Closed GregHilston closed 4 years ago

GregHilston commented 4 years ago

I found myself in a situation where a given test's timeout expiring was a good thing. This library allowed me to write my unit test just fine but I was unable to hide the stack trace in this successful situation.

I dug through the code and attempted to set the global variable SUPPRESS_TIMEOUT to True which would cause early returns before the stack trace dumps but that did not end up working for me.

flub commented 4 years ago

I'm not sure I understand your requirement. It would be pretty unhelpful to fail a test and not print out any reason why it failed.

On Wed 19 Aug 2020 at 19:02 -0700, Greg Hilston wrote:

I found myself in a situation where a given test's timeout expiring was a good thing. This library allowed me to write my unit test just fine but I was unable to hide the stack trace in this successful situation.

I dug through the code and attempted to set the global variable SUPPRESS_TIMEOUT to True which would cause early returns before the stack trace dumps but that did not end up working for me.

GregHilston commented 4 years ago

I think there's some miscommunication here. In my situation, the timeout expiring is the desired affect and therefore the test is passing.

So I'd wish to not print out the stack trace. Does that clarify a bit more?

flub commented 4 years ago

Would you mind describing your situation a bit more? If the timeout triggers that means either the sigalrm or the os._exit() method will be used to terminate some existing execution. This is generally not good.

Is this perhaps something that you want to mark xfail instead?

Also, generally pytest-timeout's design really considers it much better to let something just run until completion. This is a last resort. E.g. can you just time the execution and let it run until completed? Than when it finishes you call pytest.fail() if it took less than your desired time.

On Sun 23 Aug 2020 at 13:14 -0700, Greg Hilston wrote:

I think there's some miscommunication here. In my situation, the timeout expiring is the desired affect and therefore the test is passing.

So I'd wish to not print out the stack trace. Does that clarify a bit more?

GregHilston commented 4 years ago

Sure thing! So right now I'm writing a small framework that leverages a while True block to continuously listen to a blocking web socket.

━━━━━━━━━━━━━━━━

* **Required tasks**
(A) In the issue thread, condense the paragraph that begins "Also, generally pytest-timeout's design" into a short bulleted list that keeps its main points.
(B) In the issue thread, which global variable did GregHilston try setting to True?
(C) Set down a passage from the issue thread word for word: begin at the words "Would you mind" and stop after "your desired time.".
The records have no connection to the issue thread.

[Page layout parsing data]
━━━━━━━━━━━━━━━━

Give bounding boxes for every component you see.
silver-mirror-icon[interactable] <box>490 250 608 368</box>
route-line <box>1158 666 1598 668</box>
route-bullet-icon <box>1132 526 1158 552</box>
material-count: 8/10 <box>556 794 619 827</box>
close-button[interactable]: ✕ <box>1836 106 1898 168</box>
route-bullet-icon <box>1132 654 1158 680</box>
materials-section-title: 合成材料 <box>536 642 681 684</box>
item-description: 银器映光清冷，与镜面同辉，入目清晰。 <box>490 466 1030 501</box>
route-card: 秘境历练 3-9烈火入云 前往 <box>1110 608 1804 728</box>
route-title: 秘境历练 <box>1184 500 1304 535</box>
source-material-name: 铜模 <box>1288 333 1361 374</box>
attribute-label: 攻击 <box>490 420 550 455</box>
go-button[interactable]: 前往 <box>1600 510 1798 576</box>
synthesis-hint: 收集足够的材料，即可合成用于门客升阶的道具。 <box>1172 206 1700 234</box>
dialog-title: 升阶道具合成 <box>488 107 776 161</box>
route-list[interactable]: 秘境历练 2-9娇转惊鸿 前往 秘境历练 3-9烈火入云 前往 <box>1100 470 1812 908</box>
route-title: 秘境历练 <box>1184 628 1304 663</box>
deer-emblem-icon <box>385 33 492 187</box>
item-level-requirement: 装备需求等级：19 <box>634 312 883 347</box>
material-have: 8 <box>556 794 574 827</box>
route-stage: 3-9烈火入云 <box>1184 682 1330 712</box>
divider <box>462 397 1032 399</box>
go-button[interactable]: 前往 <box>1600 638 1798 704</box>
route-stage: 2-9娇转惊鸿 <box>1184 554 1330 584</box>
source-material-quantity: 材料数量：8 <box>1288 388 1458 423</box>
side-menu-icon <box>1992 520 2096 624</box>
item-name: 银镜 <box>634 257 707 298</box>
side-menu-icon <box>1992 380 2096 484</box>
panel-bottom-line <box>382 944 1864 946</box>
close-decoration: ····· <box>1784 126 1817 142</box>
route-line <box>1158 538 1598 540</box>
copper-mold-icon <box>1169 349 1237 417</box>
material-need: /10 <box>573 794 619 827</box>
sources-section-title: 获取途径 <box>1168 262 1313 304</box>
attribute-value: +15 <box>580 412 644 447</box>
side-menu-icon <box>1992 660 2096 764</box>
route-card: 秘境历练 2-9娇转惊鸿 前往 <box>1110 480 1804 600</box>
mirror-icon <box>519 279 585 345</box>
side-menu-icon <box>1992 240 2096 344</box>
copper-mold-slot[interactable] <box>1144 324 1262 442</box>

━━━━━━━━━━━━━━━━

* **Answers to the exercises**
(A)
- pytest-timeout's design favors letting something run until completion; a timeout is a last resort.
- Suggested alternative: time the execution and let it run until completed.
- When it finishes, call pytest.fail() if it took less than the desired time.

(B) SUPPRESS_TIMEOUT

(C)
Would you mind describing your situation a bit more? If the timeout triggers that means either the sigalrm or the os._exit() method will be used to terminate some existing execution. This is generally not good.

Is this perhaps something that you want to mark xfail instead?

Also, generally pytest-timeout's design really considers it much better to let something just run until completion. This is a last resort. E.g. can you just time the execution and let it run until completed? Than when it finishes you call pytest.fail() if it took less than your desired time.